> _DATASET_:
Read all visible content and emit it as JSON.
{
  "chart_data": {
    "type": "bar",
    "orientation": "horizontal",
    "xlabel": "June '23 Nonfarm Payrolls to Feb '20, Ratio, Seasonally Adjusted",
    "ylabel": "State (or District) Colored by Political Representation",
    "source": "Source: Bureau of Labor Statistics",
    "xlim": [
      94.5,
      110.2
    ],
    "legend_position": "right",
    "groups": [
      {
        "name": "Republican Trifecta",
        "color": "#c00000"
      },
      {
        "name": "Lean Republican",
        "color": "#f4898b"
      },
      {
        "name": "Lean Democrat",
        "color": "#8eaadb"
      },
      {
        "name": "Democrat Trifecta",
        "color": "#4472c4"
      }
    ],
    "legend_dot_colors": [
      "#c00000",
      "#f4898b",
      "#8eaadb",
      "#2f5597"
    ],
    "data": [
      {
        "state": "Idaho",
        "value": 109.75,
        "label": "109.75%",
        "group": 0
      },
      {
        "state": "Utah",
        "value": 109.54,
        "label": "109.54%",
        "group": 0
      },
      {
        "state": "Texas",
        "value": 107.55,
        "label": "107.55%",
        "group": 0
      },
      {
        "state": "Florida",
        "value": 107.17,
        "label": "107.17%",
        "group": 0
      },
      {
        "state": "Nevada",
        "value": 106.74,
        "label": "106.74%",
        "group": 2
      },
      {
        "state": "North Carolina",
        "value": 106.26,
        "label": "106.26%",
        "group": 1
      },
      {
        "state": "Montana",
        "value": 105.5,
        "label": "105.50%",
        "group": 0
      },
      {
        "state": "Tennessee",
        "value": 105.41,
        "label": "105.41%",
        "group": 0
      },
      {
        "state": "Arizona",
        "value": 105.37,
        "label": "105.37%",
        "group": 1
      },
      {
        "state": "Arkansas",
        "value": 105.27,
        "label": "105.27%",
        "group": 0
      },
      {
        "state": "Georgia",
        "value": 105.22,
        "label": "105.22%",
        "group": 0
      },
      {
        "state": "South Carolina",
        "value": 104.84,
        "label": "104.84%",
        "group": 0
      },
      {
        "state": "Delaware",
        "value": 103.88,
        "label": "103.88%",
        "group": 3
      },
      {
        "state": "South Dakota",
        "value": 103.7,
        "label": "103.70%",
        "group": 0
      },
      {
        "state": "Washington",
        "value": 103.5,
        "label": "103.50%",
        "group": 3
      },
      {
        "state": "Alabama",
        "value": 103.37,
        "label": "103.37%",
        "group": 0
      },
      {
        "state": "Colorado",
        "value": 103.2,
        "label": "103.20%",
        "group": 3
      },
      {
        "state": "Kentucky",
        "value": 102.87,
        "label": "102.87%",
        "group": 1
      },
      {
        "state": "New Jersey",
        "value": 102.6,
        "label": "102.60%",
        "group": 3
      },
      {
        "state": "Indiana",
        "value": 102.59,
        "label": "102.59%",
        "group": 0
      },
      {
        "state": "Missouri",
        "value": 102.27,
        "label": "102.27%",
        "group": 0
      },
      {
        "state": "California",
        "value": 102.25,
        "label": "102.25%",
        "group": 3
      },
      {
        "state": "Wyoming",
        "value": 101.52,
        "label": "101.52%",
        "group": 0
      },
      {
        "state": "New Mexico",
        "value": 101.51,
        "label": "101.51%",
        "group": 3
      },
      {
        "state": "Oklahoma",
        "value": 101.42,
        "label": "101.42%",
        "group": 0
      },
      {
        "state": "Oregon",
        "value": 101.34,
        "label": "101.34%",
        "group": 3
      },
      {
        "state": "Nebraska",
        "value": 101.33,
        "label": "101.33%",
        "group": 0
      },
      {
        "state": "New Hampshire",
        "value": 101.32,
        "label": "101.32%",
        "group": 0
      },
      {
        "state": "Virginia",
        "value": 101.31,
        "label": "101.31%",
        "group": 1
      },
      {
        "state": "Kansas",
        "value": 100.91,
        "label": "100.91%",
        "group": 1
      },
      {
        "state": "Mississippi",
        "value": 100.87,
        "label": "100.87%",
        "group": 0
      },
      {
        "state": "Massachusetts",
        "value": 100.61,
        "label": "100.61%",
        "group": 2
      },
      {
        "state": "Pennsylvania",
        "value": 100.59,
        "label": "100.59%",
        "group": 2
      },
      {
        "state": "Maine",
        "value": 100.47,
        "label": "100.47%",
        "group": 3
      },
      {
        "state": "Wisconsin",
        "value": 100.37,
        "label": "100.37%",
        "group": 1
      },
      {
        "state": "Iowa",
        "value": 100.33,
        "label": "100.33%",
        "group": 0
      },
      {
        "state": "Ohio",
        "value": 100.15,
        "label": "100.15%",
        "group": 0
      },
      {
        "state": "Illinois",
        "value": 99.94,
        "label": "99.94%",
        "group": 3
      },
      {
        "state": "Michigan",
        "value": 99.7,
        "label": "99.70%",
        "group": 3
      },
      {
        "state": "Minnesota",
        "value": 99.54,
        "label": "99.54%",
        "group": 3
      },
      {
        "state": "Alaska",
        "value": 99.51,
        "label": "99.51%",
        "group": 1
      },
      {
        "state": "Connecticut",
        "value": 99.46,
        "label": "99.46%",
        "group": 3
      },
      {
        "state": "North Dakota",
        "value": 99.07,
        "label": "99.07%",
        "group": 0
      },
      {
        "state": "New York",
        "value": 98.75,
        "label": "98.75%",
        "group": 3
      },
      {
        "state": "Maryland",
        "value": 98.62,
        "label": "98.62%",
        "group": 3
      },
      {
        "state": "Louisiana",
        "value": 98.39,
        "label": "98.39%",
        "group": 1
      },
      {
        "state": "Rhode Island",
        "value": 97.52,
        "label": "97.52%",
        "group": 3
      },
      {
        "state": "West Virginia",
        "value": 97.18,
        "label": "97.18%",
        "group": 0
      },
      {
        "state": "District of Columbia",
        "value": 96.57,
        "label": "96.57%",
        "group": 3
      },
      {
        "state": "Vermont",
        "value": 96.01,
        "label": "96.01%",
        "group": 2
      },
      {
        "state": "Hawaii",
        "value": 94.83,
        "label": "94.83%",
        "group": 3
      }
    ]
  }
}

> _WHAT YOU WILL DO_: Identify each line in the records above that contains the word "name", and copy it out in full.

> _WRITTEN REPLY_:
        "name": "Republican Trifecta",
        "name": "Lean Republican",
        "name": "Lean Democrat",
        "name": "Democrat Trifecta",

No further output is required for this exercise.